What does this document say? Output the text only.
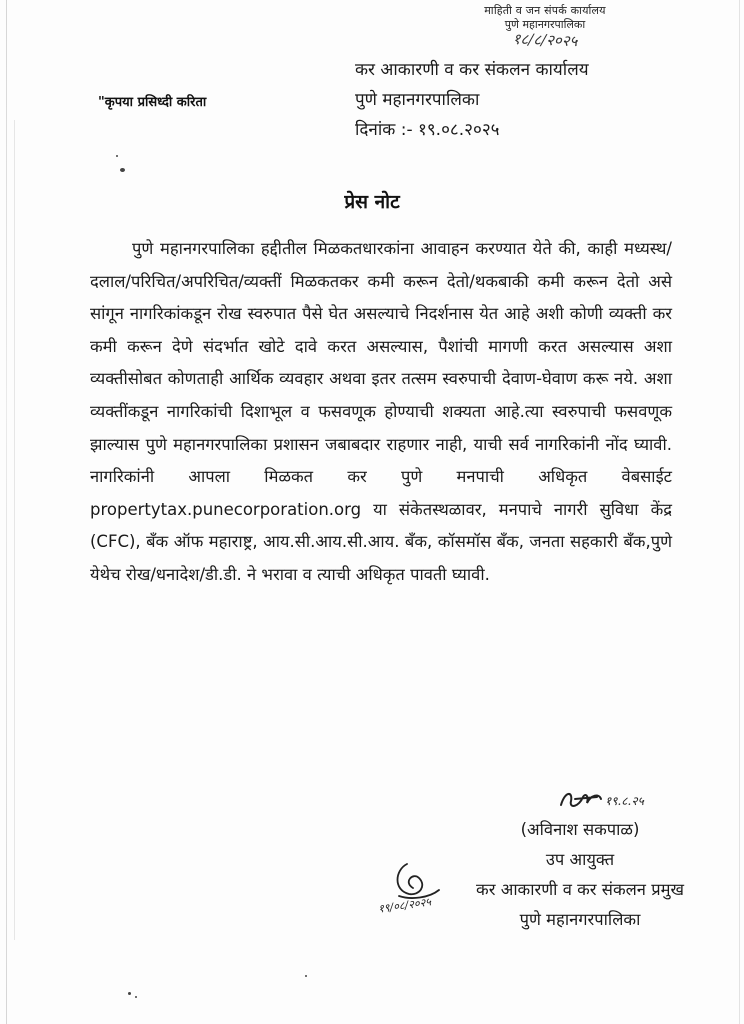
माहिती व जन संपर्क कार्यालय
पुणे महानगरपालिका
१८/८/२०२५
कर आकारणी व कर संकलन कार्यालय
पुणे महानगरपालिका
दिनांक :- १९.०८.२०२५
"कृपया प्रसिध्दी करिता
प्रेस नोट

पुणे महानगरपालिका हद्दीतील मिळकतधारकांना आवाहन करण्यात येते की, काही मध्यस्थ/दलाल/परिचित/अपरिचित/व्यक्तीं मिळकतकर कमी करून देतो/थकबाकी कमी करून देतो असे सांगून नागरिकांकडून रोख स्वरुपात पैसे घेत असल्याचे निदर्शनास येत आहे अशी कोणी व्यक्ती कर कमी करून देणे संदर्भात खोटे दावे करत असल्यास, पैशांची मागणी करत असल्यास अशा व्यक्तीसोबत कोणताही आर्थिक व्यवहार अथवा इतर तत्सम स्वरुपाची देवाण-घेवाण करू नये. अशा व्यक्तींकडून नागरिकांची दिशाभूल व फसवणूक होण्याची शक्यता आहे.त्या स्वरुपाची फसवणूक झाल्यास पुणे महानगरपालिका प्रशासन जबाबदार राहणार नाही, याची सर्व नागरिकांनी नोंद घ्यावी. नागरिकांनी आपला मिळकत कर पुणे मनपाची अधिकृत वेबसाईट propertytax.punecorporation.org या संकेतस्थळावर, मनपाचे नागरी सुविधा केंद्र (CFC), बँक ऑफ महाराष्ट्र, आय.सी.आय.सी.आय. बँक, कॉसमॉस बँक, जनता सहकारी बँक,पुणे येथेच रोख/धनादेश/डी.डी. ने भरावा व त्याची अधिकृत पावती घ्यावी.

१९.८.२५
(अविनाश सकपाळ)
उप आयुक्त
कर आकारणी व कर संकलन प्रमुख
पुणे महानगरपालिका
१९/०८/२०२५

_Requirements_. Using the records above, retype everything exactly except the pictures.

_Response to the exercise_.
What does this document say? Output the text only.
माहिती व जन संपर्क कार्यालय
पुणे महानगरपालिका
१८/८/२०२५
कर आकारणी व कर संकलन कार्यालय
पुणे महानगरपालिका
दिनांक :- १९.०८.२०२५
"कृपया प्रसिध्दी करिता
प्रेस नोट

पुणे महानगरपालिका हद्दीतील मिळकतधारकांना आवाहन करण्यात येते की, काही मध्यस्थ/दलाल/परिचित/अपरिचित/व्यक्तीं मिळकतकर कमी करून देतो/थकबाकी कमी करून देतो असे सांगून नागरिकांकडून रोख स्वरुपात पैसे घेत असल्याचे निदर्शनास येत आहे अशी कोणी व्यक्ती कर कमी करून देणे संदर्भात खोटे दावे करत असल्यास, पैशांची मागणी करत असल्यास अशा व्यक्तीसोबत कोणताही आर्थिक व्यवहार अथवा इतर तत्सम स्वरुपाची देवाण-घेवाण करू नये. अशा व्यक्तींकडून नागरिकांची दिशाभूल व फसवणूक होण्याची शक्यता आहे.त्या स्वरुपाची फसवणूक झाल्यास पुणे महानगरपालिका प्रशासन जबाबदार राहणार नाही, याची सर्व नागरिकांनी नोंद घ्यावी. नागरिकांनी आपला मिळकत कर पुणे मनपाची अधिकृत वेबसाईट propertytax.punecorporation.org या संकेतस्थळावर, मनपाचे नागरी सुविधा केंद्र (CFC), बँक ऑफ महाराष्ट्र, आय.सी.आय.सी.आय. बँक, कॉसमॉस बँक, जनता सहकारी बँक,पुणे येथेच रोख/धनादेश/डी.डी. ने भरावा व त्याची अधिकृत पावती घ्यावी.

१९.८.२५
(अविनाश सकपाळ)
उप आयुक्त
कर आकारणी व कर संकलन प्रमुख
पुणे महानगरपालिका
१९/०८/२०२५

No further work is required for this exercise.